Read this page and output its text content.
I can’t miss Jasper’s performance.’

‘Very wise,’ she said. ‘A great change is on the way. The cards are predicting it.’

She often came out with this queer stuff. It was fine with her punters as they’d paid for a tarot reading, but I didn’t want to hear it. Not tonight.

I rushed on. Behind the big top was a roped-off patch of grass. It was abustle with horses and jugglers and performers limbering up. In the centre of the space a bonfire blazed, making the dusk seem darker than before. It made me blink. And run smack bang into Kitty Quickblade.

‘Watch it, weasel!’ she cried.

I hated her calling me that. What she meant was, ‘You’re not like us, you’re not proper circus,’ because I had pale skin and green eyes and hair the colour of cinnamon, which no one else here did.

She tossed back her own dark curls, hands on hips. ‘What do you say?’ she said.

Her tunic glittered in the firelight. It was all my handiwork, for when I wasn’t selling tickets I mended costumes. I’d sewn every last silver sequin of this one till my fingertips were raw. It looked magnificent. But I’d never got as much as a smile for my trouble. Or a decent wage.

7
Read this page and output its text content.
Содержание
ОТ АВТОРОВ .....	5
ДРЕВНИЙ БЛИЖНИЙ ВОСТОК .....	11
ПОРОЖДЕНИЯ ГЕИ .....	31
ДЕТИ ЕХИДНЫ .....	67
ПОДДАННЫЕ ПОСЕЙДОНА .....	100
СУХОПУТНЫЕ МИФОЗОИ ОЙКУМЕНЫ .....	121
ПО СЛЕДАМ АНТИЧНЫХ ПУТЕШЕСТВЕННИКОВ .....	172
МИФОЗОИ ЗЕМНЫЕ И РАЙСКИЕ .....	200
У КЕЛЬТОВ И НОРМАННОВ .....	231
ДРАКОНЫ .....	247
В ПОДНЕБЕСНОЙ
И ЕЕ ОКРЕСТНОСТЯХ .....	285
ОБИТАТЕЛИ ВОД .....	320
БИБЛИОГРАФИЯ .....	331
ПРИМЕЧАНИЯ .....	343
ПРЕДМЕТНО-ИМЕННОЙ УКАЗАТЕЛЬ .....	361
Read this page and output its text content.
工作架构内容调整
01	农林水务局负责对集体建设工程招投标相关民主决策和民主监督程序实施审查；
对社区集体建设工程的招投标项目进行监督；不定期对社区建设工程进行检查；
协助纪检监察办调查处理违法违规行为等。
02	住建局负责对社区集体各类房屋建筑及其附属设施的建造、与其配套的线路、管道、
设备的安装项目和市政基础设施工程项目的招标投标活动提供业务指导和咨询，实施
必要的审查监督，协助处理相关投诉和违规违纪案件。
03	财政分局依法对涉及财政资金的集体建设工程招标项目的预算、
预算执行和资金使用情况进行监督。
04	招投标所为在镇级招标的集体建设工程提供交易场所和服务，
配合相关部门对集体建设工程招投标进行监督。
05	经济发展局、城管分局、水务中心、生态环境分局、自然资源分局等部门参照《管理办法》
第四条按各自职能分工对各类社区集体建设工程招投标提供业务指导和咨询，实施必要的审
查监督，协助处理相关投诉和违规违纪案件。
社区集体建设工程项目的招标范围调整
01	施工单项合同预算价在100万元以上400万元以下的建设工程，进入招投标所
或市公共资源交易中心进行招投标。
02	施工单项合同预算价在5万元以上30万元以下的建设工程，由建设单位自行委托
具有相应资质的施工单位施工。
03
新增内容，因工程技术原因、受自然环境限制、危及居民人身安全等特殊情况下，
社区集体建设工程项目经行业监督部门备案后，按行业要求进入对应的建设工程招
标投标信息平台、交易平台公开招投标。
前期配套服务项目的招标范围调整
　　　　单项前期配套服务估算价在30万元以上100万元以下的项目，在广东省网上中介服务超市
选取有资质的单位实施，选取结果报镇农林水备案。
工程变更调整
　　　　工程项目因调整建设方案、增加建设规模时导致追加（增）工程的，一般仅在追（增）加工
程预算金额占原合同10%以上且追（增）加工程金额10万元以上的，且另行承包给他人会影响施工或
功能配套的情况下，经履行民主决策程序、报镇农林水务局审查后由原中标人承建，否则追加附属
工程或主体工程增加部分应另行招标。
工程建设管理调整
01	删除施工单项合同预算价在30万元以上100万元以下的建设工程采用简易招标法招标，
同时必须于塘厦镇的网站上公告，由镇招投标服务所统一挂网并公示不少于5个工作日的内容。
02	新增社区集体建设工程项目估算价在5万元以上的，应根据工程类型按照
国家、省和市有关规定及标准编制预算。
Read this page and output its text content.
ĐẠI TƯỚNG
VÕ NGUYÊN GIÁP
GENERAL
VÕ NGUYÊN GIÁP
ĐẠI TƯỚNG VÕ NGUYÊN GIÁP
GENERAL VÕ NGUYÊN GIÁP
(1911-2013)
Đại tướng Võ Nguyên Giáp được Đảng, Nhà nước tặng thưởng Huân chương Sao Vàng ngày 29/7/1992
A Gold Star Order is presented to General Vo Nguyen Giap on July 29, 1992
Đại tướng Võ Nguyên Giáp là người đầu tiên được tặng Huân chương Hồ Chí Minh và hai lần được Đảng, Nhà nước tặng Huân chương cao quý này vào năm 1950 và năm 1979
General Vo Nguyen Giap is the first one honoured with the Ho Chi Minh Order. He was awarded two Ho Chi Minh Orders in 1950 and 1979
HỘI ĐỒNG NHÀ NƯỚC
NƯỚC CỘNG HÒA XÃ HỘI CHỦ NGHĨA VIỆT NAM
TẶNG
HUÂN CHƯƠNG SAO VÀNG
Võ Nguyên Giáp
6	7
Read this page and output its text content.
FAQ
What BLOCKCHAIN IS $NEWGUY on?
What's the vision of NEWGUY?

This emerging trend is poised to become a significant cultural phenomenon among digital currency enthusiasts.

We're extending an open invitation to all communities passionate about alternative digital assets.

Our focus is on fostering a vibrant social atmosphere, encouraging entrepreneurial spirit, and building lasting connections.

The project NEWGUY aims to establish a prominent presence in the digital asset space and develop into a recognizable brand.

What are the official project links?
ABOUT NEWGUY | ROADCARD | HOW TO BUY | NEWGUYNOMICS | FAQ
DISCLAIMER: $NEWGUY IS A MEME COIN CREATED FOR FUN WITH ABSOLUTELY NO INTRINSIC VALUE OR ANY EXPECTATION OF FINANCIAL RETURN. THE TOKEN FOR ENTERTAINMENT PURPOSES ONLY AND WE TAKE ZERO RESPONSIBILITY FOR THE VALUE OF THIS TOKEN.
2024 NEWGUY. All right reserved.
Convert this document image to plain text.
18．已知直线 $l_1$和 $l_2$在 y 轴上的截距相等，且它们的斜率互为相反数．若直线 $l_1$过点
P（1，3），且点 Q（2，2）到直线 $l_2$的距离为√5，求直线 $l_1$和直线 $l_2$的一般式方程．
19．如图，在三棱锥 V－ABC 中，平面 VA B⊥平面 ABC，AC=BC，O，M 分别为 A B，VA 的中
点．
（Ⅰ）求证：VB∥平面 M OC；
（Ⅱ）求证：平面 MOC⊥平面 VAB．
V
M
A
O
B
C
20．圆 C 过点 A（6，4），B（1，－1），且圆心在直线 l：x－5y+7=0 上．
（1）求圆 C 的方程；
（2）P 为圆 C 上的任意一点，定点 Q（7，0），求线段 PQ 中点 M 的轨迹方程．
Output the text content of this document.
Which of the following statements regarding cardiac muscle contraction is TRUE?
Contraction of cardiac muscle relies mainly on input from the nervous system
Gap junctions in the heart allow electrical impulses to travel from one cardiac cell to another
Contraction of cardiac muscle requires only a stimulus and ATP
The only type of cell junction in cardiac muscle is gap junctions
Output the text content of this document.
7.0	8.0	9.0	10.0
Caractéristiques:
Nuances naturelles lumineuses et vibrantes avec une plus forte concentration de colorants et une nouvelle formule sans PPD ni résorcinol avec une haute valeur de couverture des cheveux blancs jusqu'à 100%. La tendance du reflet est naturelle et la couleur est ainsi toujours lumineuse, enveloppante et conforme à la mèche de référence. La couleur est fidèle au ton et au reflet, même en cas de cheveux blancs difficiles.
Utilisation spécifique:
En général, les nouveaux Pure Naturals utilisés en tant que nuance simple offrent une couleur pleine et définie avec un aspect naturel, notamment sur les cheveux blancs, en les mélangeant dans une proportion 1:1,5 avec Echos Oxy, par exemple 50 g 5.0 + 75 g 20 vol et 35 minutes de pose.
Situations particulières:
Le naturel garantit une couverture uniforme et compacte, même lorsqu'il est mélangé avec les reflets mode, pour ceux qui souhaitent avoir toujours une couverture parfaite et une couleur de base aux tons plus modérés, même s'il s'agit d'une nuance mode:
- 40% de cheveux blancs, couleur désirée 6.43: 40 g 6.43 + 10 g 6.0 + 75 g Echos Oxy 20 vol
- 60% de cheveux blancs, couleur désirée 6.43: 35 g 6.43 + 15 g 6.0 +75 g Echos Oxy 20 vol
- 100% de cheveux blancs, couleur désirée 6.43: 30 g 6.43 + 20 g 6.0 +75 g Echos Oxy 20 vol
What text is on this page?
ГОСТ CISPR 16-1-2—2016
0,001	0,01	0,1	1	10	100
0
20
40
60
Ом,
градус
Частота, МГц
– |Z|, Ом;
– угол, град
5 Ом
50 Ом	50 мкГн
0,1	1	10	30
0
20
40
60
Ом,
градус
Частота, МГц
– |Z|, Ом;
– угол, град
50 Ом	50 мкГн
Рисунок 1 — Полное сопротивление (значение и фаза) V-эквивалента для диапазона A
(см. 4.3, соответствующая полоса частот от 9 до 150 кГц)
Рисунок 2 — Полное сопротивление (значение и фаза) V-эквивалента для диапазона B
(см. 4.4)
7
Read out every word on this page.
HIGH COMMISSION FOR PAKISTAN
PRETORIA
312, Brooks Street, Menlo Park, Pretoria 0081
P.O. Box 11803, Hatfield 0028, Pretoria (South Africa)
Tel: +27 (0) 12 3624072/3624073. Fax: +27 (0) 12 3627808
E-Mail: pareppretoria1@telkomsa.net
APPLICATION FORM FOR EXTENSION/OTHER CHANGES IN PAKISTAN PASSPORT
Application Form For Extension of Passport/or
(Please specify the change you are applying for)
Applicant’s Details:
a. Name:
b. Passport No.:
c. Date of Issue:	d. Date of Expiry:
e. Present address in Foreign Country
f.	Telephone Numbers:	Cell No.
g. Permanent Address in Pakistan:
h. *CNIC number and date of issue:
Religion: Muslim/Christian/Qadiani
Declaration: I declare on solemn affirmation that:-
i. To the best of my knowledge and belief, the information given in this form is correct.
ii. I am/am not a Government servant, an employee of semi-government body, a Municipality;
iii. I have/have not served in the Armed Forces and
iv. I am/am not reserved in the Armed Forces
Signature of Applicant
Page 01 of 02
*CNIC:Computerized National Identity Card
━━━━
AIM
List all lines in the material containing the string "Order".

COMPLETE ANSWER
A Gold Star Order is presented to General Vo Nguyen Giap on July 29, 1992
General Vo Nguyen Giap is the first one honoured with the Ho Chi Minh Order. He was awarded two Ho Chi Minh Orders in 1950 and 1979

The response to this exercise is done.